Dataset records
^^^^^^^^^^^^^^^^
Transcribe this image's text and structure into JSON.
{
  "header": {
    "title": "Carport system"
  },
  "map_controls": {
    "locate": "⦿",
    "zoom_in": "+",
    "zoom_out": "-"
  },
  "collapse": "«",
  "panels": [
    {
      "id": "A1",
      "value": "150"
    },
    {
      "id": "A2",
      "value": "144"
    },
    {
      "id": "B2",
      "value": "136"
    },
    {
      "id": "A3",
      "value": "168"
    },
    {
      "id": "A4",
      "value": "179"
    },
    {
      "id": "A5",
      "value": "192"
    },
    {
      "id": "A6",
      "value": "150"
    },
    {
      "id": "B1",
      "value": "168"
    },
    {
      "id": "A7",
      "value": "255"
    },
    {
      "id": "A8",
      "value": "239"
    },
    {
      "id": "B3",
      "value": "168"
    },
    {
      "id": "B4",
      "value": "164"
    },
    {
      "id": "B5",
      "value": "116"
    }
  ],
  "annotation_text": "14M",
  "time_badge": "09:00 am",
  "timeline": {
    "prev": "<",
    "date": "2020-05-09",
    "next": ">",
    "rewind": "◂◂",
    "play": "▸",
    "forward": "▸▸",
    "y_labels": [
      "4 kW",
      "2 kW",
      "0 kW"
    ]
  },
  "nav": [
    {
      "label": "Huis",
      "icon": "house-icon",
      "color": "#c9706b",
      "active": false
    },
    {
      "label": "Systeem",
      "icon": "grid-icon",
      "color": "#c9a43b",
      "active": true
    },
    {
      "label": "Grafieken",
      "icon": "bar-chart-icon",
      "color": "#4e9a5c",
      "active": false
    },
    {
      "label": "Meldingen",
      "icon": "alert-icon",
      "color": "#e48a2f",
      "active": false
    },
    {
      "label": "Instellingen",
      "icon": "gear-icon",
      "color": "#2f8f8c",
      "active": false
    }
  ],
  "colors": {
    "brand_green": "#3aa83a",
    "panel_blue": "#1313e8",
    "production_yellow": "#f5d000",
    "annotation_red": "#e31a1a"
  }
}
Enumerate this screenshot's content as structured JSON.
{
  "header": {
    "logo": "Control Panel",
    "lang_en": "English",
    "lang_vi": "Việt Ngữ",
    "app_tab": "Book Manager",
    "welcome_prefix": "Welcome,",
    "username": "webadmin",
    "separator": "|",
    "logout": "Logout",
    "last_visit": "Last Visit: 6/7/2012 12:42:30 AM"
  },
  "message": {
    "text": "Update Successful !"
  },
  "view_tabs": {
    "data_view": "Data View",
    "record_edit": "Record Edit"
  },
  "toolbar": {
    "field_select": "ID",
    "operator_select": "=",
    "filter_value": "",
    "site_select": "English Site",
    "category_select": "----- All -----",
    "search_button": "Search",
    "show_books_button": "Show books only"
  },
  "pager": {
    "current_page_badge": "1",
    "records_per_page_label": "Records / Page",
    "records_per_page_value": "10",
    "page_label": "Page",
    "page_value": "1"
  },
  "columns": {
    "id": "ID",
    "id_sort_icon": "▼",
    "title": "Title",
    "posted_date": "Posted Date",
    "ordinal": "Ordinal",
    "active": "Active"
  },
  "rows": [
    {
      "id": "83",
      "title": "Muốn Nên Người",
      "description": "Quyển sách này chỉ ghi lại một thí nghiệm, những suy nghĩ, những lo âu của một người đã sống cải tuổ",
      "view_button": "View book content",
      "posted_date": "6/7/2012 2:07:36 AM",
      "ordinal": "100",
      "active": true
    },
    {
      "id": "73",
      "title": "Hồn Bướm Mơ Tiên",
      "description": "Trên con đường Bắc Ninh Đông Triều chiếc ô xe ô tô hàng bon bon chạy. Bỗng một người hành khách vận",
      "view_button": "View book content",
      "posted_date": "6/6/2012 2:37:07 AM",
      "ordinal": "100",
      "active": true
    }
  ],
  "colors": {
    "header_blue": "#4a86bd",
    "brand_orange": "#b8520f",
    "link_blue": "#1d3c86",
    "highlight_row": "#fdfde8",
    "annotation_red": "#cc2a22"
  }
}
^^^^^^^^^^^^^^^^
Task statement: Your task is to output the full set of records exactly as presented.

Answer in full:
Transcribe this image's text and structure into JSON.
{
  "header": {
    "title": "Carport system"
  },
  "map_controls": {
    "locate": "⦿",
    "zoom_in": "+",
    "zoom_out": "-"
  },
  "collapse": "«",
  "panels": [
    {
      "id": "A1",
      "value": "150"
    },
    {
      "id": "A2",
      "value": "144"
    },
    {
      "id": "B2",
      "value": "136"
    },
    {
      "id": "A3",
      "value": "168"
    },
    {
      "id": "A4",
      "value": "179"
    },
    {
      "id": "A5",
      "value": "192"
    },
    {
      "id": "A6",
      "value": "150"
    },
    {
      "id": "B1",
      "value": "168"
    },
    {
      "id": "A7",
      "value": "255"
    },
    {
      "id": "A8",
      "value": "239"
    },
    {
      "id": "B3",
      "value": "168"
    },
    {
      "id": "B4",
      "value": "164"
    },
    {
      "id": "B5",
      "value": "116"
    }
  ],
  "annotation_text": "14M",
  "time_badge": "09:00 am",
  "timeline": {
    "prev": "<",
    "date": "2020-05-09",
    "next": ">",
    "rewind": "◂◂",
    "play": "▸",
    "forward": "▸▸",
    "y_labels": [
      "4 kW",
      "2 kW",
      "0 kW"
    ]
  },
  "nav": [
    {
      "label": "Huis",
      "icon": "house-icon",
      "color": "#c9706b",
      "active": false
    },
    {
      "label": "Systeem",
      "icon": "grid-icon",
      "color": "#c9a43b",
      "active": true
    },
    {
      "label": "Grafieken",
      "icon": "bar-chart-icon",
      "color": "#4e9a5c",
      "active": false
    },
    {
      "label": "Meldingen",
      "icon": "alert-icon",
      "color": "#e48a2f",
      "active": false
    },
    {
      "label": "Instellingen",
      "icon": "gear-icon",
      "color": "#2f8f8c",
      "active": false
    }
  ],
  "colors": {
    "brand_green": "#3aa83a",
    "panel_blue": "#1313e8",
    "production_yellow": "#f5d000",
    "annotation_red": "#e31a1a"
  }
}
Enumerate this screenshot's content as structured JSON.
{
  "header": {
    "logo": "Control Panel",
    "lang_en": "English",
    "lang_vi": "Việt Ngữ",
    "app_tab": "Book Manager",
    "welcome_prefix": "Welcome,",
    "username": "webadmin",
    "separator": "|",
    "logout": "Logout",
    "last_visit": "Last Visit: 6/7/2012 12:42:30 AM"
  },
  "message": {
    "text": "Update Successful !"
  },
  "view_tabs": {
    "data_view": "Data View",
    "record_edit": "Record Edit"
  },
  "toolbar": {
    "field_select": "ID",
    "operator_select": "=",
    "filter_value": "",
    "site_select": "English Site",
    "category_select": "----- All -----",
    "search_button": "Search",
    "show_books_button": "Show books only"
  },
  "pager": {
    "current_page_badge": "1",
    "records_per_page_label": "Records / Page",
    "records_per_page_value": "10",
    "page_label": "Page",
    "page_value": "1"
  },
  "columns": {
    "id": "ID",
    "id_sort_icon": "▼",
    "title": "Title",
    "posted_date": "Posted Date",
    "ordinal": "Ordinal",
    "active": "Active"
  },
  "rows": [
    {
      "id": "83",
      "title": "Muốn Nên Người",
      "description": "Quyển sách này chỉ ghi lại một thí nghiệm, những suy nghĩ, những lo âu của một người đã sống cải tuổ",
      "view_button": "View book content",
      "posted_date": "6/7/2012 2:07:36 AM",
      "ordinal": "100",
      "active": true
    },
    {
      "id": "73",
      "title": "Hồn Bướm Mơ Tiên",
      "description": "Trên con đường Bắc Ninh Đông Triều chiếc ô xe ô tô hàng bon bon chạy. Bỗng một người hành khách vận",
      "view_button": "View book content",
      "posted_date": "6/6/2012 2:37:07 AM",
      "ordinal": "100",
      "active": true
    }
  ],
  "colors": {
    "header_blue": "#4a86bd",
    "brand_orange": "#b8520f",
    "link_blue": "#1d3c86",
    "highlight_row": "#fdfde8",
    "annotation_red": "#cc2a22"
  }
}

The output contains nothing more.